* INPUT:
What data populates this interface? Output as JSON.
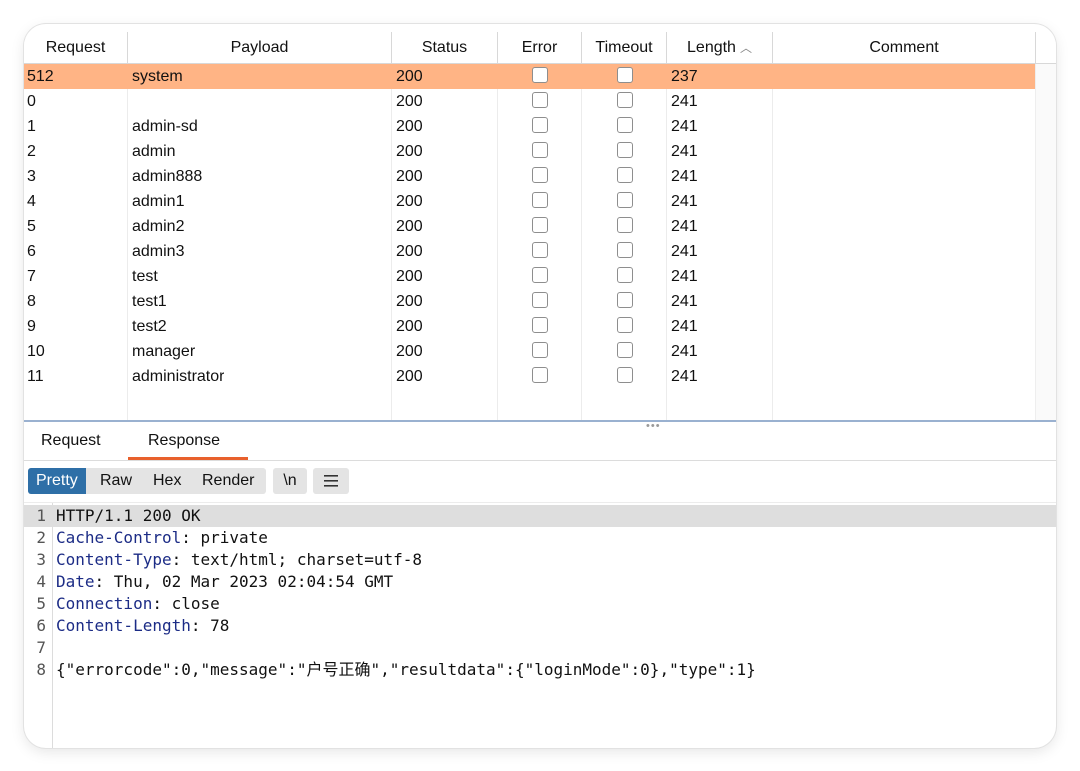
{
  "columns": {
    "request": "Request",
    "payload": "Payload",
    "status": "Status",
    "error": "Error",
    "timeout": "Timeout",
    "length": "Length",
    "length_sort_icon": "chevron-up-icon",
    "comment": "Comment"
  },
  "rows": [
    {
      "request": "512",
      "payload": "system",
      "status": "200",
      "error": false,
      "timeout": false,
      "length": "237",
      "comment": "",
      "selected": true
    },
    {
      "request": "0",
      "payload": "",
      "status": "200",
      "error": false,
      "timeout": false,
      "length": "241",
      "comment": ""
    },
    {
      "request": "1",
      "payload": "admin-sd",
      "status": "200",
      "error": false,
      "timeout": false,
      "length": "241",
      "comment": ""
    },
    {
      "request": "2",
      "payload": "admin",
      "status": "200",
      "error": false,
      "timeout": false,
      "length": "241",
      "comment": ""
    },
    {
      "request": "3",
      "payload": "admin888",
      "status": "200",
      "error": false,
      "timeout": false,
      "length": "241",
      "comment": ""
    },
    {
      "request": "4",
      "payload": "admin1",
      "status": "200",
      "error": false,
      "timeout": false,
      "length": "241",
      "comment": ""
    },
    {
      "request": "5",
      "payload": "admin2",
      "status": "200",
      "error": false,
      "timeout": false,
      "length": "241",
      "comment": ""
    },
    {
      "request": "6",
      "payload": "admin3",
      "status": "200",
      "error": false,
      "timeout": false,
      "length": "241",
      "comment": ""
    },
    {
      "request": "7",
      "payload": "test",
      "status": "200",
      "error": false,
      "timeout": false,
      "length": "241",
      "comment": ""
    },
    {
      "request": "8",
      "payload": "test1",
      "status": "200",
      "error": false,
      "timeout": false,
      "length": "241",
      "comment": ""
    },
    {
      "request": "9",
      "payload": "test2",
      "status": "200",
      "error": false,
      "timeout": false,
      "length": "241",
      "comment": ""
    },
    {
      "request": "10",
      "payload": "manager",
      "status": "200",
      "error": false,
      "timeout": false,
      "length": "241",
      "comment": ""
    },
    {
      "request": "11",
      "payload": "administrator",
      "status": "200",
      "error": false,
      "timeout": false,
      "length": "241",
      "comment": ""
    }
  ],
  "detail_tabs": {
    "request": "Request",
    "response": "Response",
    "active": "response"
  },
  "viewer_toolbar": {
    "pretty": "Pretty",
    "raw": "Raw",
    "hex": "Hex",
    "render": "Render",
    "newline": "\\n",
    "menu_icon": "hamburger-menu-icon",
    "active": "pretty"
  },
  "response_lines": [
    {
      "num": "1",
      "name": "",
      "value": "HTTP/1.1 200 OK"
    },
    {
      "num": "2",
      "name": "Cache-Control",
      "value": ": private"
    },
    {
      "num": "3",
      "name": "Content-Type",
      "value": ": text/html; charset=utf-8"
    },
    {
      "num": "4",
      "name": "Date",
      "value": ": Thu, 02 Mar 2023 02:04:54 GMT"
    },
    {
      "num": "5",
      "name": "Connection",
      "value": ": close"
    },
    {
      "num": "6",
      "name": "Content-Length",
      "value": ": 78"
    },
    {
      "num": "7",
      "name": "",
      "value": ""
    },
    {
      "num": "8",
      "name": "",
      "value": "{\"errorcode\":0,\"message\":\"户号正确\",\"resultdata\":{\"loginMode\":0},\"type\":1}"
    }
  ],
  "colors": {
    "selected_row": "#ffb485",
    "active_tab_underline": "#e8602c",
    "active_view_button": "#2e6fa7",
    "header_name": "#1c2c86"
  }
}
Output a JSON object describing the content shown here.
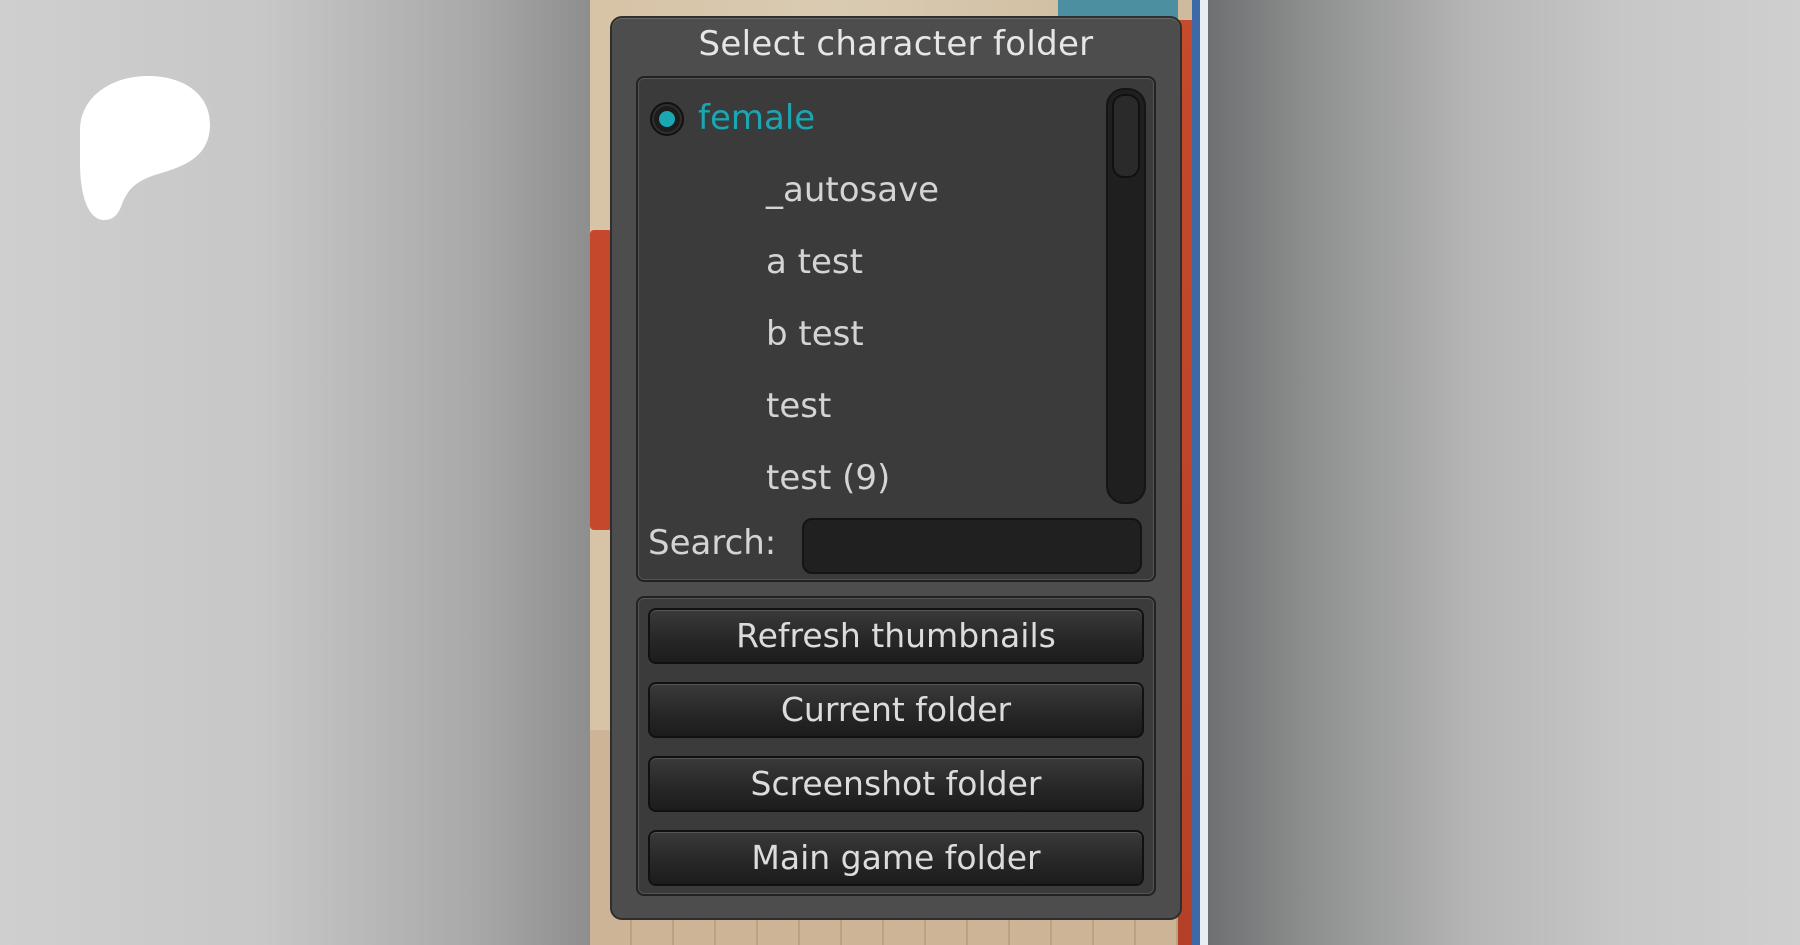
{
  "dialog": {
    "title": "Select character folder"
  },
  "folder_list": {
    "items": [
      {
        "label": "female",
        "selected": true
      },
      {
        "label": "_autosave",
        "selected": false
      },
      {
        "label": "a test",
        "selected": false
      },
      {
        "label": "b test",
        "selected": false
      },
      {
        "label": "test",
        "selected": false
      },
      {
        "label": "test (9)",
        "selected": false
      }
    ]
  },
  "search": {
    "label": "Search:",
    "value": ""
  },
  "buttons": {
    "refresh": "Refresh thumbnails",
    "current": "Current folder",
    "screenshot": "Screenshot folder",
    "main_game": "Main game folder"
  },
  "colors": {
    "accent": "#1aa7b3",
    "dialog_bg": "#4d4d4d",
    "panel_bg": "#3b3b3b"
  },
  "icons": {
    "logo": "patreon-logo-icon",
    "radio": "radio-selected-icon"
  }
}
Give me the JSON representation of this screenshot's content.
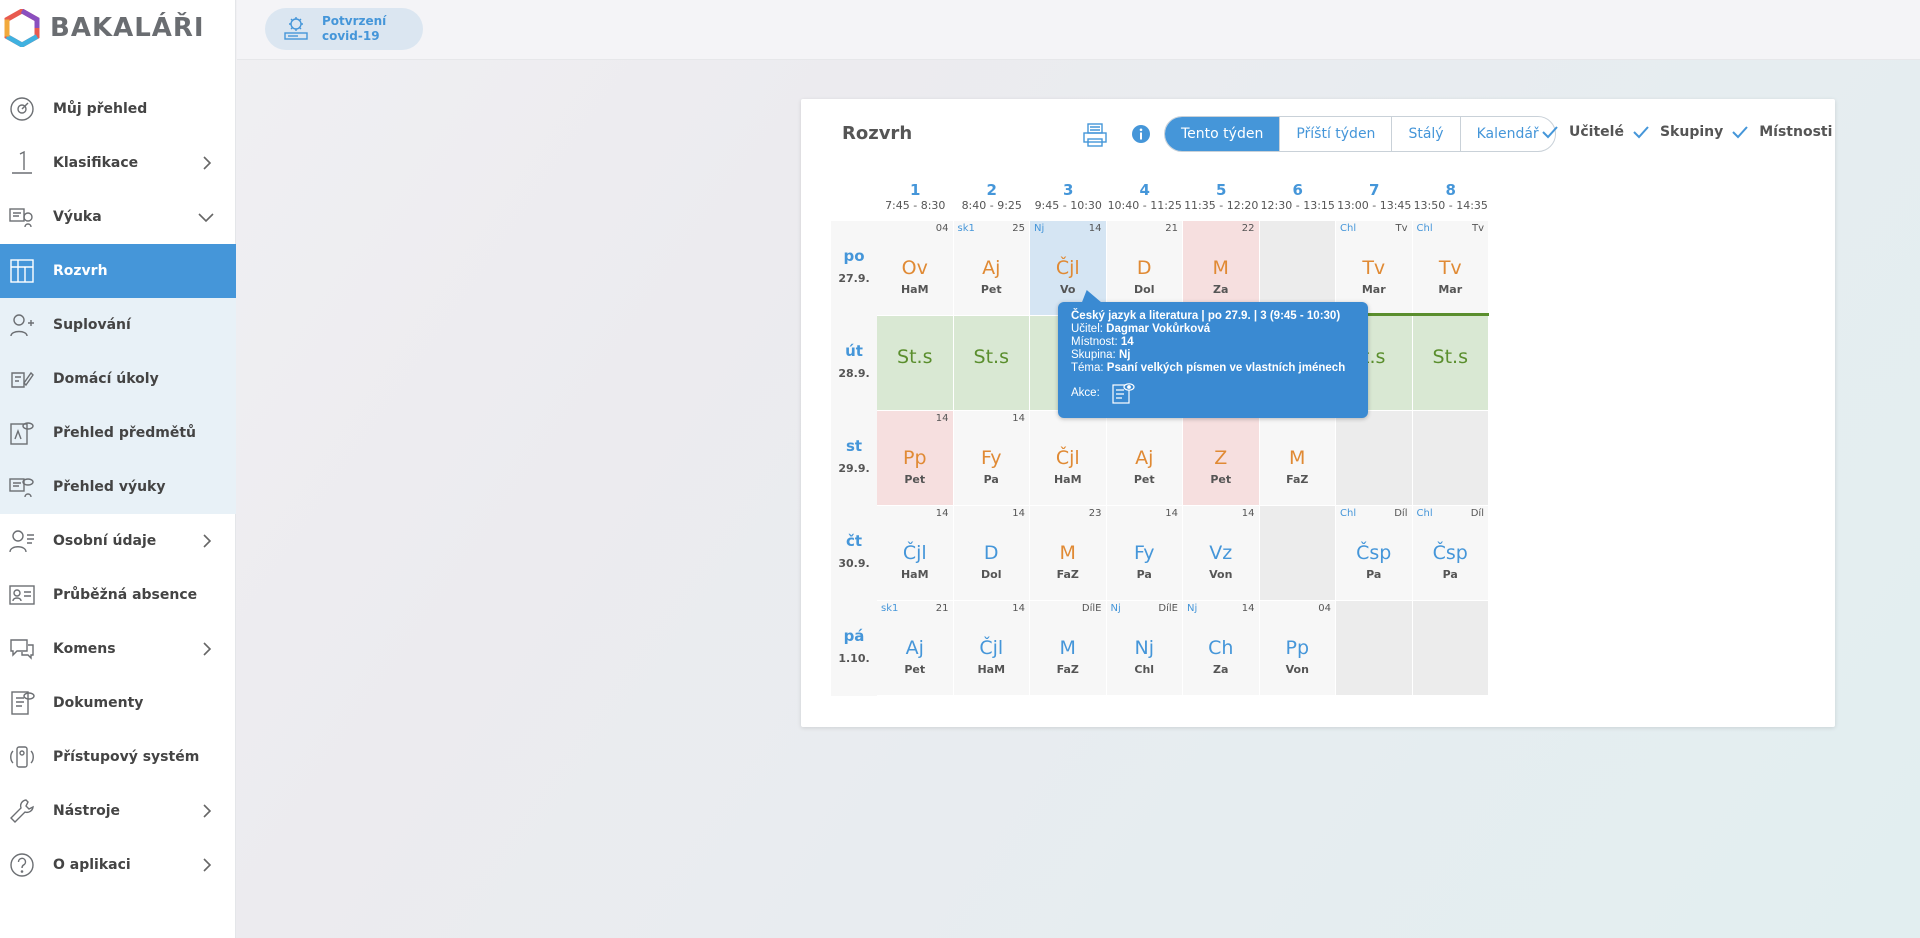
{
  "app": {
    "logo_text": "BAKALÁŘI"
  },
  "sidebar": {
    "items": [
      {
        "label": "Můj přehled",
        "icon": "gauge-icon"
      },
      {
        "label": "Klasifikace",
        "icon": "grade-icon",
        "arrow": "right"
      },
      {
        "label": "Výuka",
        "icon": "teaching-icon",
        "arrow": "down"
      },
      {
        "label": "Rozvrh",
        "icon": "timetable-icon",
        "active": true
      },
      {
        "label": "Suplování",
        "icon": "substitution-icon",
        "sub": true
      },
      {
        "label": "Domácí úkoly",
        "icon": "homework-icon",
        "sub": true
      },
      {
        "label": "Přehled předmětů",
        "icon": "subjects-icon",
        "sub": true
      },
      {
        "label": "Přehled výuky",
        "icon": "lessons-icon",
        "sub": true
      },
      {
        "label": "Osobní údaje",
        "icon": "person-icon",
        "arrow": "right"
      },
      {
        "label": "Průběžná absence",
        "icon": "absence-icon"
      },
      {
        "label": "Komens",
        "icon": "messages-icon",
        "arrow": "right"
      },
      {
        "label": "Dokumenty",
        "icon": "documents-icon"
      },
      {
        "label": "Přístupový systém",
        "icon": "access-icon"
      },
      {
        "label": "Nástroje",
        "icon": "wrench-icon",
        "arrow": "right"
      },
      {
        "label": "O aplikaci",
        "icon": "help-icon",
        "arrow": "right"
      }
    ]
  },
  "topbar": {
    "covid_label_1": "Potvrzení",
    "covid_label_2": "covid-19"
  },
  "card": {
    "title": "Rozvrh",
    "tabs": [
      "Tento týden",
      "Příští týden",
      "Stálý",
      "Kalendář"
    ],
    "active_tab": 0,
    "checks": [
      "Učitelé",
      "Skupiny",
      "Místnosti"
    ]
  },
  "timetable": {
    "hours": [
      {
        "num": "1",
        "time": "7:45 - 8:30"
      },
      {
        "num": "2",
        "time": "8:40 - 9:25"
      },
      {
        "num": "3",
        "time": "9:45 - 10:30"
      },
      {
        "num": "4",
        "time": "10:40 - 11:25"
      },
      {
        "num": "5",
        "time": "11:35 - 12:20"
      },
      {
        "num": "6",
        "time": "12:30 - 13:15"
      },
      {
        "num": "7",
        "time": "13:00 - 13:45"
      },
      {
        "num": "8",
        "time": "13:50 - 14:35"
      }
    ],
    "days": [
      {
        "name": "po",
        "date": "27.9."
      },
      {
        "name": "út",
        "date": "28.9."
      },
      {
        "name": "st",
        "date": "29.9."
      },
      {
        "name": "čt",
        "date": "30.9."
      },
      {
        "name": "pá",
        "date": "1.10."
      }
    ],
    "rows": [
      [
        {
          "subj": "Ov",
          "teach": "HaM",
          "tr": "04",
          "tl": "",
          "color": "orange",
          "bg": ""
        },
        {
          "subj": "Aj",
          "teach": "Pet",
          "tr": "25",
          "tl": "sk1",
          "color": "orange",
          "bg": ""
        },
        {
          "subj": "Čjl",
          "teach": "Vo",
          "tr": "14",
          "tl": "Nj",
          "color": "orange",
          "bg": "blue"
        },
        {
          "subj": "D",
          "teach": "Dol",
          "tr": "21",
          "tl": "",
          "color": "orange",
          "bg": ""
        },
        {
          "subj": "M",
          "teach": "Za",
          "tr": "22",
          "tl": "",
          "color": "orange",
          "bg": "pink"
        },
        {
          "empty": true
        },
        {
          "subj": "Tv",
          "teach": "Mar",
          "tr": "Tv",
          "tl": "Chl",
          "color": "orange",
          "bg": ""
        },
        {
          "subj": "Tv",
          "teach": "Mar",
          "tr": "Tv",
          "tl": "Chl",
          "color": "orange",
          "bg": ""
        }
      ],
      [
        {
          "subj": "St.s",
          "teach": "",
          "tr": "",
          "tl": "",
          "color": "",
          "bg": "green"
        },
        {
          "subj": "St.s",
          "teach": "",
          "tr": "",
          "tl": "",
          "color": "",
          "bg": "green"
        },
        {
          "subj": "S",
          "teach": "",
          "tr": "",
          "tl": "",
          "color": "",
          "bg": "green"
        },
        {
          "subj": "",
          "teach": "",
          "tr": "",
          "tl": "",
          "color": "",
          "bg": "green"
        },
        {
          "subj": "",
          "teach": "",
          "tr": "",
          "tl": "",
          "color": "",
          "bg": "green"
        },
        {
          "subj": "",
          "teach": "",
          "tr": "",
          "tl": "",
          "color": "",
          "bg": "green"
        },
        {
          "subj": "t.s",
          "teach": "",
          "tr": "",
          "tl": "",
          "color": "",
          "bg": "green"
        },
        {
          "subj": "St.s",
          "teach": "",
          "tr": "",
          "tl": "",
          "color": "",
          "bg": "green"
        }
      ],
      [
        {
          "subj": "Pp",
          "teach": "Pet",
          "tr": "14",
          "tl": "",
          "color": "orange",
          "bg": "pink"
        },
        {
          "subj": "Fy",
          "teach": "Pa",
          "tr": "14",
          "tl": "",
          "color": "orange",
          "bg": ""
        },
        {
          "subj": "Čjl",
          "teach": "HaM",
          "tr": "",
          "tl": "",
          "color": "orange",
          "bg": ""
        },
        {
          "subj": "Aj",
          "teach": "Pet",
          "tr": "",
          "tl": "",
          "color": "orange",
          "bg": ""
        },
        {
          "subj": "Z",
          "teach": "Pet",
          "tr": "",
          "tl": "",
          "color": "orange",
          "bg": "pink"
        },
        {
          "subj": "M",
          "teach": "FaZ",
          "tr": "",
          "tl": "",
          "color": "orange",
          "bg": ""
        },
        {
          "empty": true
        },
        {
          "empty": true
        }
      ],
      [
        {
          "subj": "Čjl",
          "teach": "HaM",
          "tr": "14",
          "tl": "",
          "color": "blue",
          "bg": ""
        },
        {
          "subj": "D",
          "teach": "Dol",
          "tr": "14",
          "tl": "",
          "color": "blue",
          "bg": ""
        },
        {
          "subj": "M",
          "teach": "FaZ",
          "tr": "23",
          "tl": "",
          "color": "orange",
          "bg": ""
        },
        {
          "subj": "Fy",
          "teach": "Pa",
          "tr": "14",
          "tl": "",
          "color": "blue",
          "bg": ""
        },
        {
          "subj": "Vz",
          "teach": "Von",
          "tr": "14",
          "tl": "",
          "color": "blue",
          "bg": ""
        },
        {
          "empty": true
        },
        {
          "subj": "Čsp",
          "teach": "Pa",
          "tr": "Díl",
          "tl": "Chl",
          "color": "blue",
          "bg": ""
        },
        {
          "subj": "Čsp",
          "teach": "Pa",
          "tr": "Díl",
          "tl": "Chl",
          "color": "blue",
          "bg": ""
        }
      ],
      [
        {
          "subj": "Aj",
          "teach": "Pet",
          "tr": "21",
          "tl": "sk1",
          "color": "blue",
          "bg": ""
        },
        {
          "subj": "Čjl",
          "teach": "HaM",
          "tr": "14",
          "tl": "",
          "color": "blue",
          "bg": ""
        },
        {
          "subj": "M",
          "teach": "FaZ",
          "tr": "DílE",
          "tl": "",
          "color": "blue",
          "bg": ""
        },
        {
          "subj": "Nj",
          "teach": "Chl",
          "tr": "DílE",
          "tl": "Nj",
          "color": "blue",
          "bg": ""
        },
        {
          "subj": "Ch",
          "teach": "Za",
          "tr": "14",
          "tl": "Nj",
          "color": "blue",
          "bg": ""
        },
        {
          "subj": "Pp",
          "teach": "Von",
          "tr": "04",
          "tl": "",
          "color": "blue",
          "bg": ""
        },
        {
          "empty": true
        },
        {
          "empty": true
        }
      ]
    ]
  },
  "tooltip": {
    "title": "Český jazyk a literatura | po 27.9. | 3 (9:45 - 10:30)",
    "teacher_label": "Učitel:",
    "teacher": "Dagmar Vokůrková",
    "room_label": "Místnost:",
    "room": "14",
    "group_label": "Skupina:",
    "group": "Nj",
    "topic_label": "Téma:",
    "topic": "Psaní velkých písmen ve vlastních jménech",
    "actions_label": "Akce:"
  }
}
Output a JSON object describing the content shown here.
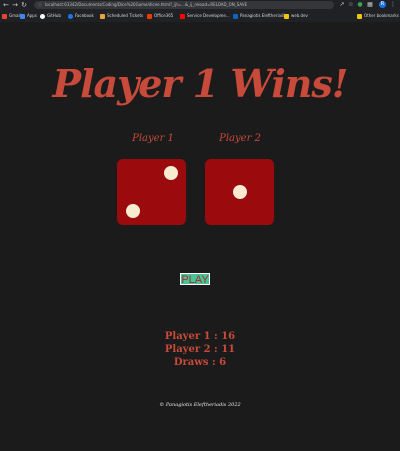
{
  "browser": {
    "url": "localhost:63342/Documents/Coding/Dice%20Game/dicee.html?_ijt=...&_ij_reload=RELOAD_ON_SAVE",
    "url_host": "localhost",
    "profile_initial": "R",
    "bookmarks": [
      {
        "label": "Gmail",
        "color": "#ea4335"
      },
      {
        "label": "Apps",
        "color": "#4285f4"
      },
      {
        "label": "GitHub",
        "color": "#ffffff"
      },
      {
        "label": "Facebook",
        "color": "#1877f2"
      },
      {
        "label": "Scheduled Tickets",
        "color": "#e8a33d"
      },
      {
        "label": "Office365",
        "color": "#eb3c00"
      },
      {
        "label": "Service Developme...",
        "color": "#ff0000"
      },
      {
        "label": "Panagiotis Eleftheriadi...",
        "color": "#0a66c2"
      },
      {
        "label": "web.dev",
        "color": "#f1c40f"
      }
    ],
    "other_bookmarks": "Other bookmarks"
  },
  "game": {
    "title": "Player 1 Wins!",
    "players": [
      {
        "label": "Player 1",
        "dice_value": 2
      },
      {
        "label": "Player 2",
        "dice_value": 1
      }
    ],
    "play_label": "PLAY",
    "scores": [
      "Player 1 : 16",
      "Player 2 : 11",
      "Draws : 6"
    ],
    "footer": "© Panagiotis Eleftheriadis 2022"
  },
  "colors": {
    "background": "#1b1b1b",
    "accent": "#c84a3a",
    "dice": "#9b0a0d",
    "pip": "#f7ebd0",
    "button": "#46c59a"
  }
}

* WORK TO COMPLETE: Only a number is wanted: how many lines of the material include the word "this".

* TASK RESULT: 2